• **DESCRIPTION OF THE TASK**
Scan the records below for the word "text" and give only the number of lines that hold it.

• **PROVIDED INFORMATION**
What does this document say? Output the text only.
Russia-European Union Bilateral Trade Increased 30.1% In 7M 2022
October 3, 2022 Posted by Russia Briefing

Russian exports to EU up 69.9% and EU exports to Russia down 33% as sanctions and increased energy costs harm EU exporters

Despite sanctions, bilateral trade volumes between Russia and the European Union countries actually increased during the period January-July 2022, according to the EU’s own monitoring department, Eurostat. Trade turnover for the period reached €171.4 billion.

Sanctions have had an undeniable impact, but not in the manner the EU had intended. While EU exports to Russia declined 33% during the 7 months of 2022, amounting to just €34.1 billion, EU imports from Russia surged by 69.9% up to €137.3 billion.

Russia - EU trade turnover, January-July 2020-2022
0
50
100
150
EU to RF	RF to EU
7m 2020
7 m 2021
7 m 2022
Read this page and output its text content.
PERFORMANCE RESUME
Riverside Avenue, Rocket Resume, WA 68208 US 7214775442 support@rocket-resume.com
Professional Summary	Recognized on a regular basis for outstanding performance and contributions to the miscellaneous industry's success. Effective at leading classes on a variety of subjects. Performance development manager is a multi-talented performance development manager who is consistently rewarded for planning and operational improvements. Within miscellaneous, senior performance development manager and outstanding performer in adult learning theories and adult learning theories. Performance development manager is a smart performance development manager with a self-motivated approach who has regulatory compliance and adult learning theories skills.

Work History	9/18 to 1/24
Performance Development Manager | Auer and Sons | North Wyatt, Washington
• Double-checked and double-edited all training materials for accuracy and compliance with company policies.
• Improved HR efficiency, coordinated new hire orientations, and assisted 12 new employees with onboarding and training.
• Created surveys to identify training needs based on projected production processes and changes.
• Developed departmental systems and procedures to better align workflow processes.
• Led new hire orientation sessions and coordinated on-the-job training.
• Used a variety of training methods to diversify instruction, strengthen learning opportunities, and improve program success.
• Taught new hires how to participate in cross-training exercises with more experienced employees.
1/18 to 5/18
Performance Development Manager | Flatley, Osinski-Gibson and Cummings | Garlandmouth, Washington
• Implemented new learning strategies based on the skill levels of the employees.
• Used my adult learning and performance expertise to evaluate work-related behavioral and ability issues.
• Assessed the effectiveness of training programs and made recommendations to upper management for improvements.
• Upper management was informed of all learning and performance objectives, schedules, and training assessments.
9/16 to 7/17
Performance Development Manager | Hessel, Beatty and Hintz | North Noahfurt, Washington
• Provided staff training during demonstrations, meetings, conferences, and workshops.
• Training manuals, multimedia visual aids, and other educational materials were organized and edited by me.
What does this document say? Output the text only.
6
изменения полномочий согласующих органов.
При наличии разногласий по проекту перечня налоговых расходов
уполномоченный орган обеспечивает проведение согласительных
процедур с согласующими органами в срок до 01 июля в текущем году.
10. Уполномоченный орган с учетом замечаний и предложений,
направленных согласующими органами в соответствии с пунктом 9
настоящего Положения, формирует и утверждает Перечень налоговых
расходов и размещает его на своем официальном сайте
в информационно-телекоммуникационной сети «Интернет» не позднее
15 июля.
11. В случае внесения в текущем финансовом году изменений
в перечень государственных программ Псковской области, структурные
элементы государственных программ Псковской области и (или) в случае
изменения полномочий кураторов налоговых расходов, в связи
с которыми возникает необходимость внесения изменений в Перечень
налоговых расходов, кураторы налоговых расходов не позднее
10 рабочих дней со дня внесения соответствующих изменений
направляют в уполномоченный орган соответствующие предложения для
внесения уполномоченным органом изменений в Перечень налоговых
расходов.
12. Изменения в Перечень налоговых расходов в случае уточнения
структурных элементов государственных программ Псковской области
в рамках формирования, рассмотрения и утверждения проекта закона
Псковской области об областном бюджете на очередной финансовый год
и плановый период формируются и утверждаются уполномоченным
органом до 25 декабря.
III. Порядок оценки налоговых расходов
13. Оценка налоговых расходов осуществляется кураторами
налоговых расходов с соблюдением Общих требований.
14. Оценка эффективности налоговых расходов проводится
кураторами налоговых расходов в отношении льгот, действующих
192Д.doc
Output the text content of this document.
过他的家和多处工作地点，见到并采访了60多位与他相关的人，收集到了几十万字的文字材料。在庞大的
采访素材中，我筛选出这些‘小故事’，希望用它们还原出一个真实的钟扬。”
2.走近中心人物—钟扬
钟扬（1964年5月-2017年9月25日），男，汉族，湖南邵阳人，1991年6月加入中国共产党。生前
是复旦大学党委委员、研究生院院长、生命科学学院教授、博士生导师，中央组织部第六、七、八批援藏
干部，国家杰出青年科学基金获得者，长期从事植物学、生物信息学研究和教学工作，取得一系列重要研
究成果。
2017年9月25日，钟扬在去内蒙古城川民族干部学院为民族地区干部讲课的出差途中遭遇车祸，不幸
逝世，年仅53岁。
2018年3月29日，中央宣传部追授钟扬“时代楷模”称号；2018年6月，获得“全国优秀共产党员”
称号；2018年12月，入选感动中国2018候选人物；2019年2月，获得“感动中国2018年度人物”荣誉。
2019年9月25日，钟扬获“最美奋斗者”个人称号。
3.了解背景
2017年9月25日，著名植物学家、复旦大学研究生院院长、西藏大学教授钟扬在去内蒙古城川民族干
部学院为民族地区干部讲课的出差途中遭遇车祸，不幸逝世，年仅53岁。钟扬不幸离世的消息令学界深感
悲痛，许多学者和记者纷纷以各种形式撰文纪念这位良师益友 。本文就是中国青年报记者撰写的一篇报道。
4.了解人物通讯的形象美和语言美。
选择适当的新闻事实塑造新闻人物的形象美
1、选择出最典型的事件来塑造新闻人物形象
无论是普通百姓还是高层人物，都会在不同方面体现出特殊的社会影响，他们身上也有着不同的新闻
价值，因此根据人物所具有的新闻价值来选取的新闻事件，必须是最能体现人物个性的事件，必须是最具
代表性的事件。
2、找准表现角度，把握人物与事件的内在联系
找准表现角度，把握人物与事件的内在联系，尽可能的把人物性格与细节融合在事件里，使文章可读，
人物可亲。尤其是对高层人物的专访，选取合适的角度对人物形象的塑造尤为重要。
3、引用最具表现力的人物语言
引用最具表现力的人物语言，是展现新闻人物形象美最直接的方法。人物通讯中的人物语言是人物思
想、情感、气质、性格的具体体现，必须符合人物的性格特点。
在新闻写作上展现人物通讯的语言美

• **ANSWER TO THE EXERCISE**
4